- Work to be completed
Separate out the lines that hold "frac".
** Start of Entries **
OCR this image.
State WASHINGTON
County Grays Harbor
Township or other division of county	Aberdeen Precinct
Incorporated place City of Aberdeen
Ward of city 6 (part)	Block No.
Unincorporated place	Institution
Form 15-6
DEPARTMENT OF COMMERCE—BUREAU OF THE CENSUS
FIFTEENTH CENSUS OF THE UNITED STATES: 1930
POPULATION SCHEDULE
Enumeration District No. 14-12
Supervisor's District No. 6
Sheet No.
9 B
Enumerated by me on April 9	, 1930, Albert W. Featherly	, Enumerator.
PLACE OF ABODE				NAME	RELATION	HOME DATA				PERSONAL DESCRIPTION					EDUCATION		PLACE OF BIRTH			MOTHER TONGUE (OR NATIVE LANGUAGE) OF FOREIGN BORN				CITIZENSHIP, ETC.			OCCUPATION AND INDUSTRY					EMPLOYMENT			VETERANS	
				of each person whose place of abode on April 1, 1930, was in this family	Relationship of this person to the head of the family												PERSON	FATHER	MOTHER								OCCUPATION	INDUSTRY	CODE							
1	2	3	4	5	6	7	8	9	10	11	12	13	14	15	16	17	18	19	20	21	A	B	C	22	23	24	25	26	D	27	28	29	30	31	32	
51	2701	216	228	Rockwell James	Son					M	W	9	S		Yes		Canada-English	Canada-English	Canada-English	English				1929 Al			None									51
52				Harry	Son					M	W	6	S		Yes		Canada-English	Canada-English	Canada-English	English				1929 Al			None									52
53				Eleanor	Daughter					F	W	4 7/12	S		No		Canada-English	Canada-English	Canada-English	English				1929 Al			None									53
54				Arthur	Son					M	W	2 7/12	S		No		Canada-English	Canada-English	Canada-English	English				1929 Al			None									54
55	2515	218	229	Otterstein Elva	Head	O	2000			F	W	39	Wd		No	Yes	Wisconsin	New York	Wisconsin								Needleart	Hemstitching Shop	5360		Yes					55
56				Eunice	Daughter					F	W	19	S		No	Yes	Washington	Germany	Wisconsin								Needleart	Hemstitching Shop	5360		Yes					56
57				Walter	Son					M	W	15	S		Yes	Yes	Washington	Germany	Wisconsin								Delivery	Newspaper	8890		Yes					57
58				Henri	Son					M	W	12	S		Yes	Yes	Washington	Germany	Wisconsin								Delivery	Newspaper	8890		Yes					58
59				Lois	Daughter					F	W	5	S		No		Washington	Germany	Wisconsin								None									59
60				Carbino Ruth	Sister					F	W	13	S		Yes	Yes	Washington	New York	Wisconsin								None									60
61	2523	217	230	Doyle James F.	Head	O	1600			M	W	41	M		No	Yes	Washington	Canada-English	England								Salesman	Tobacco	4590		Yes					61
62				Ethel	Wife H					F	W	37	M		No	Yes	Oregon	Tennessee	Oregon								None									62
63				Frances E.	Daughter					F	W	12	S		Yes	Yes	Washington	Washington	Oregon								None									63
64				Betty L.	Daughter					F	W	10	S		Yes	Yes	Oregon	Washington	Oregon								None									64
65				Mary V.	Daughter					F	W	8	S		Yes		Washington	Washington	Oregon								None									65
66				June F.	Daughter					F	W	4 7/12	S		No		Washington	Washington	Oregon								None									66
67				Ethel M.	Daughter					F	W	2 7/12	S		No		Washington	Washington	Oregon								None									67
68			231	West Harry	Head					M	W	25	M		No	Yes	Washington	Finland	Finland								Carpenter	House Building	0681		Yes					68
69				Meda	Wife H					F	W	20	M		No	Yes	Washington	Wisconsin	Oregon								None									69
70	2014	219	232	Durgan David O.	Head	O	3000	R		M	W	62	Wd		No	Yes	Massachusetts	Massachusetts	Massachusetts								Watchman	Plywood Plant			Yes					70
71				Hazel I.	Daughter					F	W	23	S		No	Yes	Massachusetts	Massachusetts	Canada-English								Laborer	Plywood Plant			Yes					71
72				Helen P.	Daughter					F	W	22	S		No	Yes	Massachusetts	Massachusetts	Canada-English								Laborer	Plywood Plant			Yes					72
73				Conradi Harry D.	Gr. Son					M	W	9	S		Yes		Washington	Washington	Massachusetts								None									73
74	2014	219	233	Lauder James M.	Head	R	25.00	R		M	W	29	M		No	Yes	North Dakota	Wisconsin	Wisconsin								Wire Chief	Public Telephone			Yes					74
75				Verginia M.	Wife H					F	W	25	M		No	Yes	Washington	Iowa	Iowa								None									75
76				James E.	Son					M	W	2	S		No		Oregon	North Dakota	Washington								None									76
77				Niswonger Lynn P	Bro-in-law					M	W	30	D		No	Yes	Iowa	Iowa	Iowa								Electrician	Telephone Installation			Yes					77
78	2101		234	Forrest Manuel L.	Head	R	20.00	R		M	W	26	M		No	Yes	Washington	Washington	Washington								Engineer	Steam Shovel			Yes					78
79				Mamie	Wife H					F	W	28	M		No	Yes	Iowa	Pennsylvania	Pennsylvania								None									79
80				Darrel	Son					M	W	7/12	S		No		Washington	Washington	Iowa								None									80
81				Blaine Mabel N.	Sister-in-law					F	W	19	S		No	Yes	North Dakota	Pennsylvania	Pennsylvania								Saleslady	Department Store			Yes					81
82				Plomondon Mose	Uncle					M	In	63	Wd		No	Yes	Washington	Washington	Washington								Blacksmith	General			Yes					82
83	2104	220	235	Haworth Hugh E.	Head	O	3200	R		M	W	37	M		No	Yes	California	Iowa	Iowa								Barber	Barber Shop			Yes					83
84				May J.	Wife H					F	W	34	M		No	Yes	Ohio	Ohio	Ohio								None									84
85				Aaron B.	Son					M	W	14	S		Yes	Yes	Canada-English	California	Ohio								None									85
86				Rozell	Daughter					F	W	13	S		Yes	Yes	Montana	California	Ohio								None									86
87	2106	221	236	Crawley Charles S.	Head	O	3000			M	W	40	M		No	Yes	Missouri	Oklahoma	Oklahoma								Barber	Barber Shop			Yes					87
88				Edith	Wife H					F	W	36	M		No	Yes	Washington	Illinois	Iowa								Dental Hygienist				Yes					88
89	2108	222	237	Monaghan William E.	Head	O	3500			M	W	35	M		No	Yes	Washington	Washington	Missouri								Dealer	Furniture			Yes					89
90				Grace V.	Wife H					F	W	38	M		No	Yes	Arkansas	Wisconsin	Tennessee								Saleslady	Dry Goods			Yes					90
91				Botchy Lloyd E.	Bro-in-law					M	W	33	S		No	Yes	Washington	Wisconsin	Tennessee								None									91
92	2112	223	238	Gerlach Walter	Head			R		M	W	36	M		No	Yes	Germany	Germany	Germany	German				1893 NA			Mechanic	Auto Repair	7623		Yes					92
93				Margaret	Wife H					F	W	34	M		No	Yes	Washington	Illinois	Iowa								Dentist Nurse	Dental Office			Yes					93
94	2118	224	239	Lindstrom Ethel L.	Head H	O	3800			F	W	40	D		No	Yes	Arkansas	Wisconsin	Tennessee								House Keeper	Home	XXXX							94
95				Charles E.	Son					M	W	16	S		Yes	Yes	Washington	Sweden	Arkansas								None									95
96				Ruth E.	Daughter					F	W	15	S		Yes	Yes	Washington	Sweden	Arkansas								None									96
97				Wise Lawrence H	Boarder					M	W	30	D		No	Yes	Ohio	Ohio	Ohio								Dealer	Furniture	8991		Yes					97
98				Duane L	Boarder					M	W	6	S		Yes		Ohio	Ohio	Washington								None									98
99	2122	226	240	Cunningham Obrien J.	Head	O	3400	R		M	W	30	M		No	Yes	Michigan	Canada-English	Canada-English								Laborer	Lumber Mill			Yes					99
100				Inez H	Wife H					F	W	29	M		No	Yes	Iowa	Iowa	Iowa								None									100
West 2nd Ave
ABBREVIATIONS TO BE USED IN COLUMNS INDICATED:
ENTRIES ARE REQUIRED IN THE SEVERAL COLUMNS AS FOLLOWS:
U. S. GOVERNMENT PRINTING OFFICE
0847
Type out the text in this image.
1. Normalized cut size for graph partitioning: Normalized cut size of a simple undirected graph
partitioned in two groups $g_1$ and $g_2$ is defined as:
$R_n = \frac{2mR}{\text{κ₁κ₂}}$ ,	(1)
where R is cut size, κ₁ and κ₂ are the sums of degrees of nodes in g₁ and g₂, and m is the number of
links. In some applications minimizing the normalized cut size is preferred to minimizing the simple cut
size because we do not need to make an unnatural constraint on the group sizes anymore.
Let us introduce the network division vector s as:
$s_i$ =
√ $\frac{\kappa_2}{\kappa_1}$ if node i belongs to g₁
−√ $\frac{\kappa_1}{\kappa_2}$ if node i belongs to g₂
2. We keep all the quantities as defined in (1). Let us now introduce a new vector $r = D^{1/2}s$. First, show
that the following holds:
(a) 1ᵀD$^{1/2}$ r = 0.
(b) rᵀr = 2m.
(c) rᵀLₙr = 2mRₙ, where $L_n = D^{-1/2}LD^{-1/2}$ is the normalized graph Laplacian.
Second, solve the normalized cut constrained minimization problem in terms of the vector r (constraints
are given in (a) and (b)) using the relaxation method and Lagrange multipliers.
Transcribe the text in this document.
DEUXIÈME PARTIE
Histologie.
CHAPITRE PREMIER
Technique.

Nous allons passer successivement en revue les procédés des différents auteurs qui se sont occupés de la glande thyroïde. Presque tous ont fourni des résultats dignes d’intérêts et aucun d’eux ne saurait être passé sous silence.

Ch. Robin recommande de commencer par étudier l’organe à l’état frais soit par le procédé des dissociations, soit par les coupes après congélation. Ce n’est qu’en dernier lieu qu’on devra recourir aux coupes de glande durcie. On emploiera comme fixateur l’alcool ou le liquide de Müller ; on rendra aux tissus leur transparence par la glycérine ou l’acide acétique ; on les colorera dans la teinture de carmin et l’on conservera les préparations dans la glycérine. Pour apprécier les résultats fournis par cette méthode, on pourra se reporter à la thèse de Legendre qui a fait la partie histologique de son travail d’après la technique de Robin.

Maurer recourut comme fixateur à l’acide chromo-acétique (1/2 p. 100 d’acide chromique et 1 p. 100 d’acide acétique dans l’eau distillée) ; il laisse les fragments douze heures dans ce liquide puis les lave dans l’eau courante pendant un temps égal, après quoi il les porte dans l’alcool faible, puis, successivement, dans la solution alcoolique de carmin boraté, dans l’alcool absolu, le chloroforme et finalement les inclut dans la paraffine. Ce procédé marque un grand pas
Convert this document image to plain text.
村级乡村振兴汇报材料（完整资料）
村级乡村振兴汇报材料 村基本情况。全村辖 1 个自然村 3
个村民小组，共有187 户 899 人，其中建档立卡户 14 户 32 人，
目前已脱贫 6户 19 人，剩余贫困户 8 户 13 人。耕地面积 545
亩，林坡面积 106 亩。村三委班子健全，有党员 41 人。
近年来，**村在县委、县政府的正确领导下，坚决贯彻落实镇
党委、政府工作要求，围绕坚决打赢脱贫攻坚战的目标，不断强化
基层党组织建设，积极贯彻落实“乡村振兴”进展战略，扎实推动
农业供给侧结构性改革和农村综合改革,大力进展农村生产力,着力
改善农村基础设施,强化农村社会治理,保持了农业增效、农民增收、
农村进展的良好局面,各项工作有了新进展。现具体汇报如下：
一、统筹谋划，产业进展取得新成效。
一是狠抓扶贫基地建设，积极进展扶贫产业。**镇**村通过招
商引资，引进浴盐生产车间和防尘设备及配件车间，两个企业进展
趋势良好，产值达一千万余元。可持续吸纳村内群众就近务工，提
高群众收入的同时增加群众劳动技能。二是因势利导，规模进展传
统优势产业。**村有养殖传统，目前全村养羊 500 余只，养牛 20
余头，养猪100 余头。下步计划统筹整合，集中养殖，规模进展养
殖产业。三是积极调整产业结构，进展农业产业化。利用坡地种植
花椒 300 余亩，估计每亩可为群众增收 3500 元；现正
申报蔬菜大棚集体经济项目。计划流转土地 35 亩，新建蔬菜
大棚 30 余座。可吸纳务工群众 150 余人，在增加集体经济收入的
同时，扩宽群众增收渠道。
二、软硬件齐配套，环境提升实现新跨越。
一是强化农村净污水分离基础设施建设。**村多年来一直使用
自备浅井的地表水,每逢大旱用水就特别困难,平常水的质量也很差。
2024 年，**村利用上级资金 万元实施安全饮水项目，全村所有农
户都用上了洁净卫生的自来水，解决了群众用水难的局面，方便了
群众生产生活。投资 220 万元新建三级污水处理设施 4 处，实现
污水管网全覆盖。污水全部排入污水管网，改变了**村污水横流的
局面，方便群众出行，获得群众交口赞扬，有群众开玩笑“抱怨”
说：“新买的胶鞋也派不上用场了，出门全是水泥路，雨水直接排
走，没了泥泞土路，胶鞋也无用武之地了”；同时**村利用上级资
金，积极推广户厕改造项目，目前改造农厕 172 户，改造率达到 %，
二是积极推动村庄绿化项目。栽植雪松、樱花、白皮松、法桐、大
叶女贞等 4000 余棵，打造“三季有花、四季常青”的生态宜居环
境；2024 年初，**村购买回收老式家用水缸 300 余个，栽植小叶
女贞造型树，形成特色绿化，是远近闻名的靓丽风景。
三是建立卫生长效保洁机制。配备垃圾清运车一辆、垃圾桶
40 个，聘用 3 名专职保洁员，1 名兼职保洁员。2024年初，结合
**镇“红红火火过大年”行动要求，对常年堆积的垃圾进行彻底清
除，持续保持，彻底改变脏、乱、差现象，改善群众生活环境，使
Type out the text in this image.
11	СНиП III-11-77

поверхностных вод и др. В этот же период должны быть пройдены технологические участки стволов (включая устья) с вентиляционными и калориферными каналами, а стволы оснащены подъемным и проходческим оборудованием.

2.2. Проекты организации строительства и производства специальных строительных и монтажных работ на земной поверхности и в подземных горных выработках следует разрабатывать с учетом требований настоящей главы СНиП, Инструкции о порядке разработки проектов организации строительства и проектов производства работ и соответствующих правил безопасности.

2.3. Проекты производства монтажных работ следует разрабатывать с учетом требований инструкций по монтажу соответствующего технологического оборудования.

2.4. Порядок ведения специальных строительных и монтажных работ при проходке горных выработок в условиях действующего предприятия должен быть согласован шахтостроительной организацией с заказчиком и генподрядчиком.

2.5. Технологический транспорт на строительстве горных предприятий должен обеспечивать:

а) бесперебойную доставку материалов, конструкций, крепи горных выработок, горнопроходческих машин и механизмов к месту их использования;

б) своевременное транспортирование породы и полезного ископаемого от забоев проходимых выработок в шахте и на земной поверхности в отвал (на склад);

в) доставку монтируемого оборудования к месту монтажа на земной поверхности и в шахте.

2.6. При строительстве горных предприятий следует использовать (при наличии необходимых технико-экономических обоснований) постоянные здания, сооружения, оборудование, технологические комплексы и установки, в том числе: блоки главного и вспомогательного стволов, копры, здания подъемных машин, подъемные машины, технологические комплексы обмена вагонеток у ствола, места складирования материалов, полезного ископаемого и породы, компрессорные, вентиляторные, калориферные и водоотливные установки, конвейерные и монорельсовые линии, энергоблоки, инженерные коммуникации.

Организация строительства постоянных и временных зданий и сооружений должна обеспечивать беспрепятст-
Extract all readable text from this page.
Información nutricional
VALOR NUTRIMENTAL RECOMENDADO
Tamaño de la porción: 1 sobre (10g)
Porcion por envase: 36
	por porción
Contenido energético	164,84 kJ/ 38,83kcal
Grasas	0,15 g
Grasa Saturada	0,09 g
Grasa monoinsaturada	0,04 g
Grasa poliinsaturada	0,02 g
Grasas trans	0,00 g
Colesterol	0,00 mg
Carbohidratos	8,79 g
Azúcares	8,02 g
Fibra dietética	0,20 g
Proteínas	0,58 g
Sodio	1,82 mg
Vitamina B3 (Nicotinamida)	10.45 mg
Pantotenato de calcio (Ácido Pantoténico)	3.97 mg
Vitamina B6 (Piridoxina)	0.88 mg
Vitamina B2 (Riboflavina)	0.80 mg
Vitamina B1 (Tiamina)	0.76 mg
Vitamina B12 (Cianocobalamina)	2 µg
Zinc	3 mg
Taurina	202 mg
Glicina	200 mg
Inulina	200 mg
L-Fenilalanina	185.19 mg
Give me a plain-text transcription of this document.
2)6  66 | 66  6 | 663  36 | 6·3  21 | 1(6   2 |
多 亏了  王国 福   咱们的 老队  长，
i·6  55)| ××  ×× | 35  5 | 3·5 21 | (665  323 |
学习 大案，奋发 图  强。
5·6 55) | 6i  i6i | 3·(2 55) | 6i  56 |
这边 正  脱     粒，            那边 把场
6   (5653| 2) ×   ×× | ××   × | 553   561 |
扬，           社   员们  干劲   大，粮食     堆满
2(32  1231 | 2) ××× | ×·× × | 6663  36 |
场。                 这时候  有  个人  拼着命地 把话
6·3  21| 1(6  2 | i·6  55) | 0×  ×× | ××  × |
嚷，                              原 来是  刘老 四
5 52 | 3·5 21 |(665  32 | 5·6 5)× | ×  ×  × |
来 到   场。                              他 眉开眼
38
** End of Entries **
- Result of the exercise
$R_n = \frac{2mR}{\text{κ₁κ₂}}$ ,	(1)
√ $\frac{\kappa_2}{\kappa_1}$ if node i belongs to g₁
−√ $\frac{\kappa_1}{\kappa_2}$ if node i belongs to g₂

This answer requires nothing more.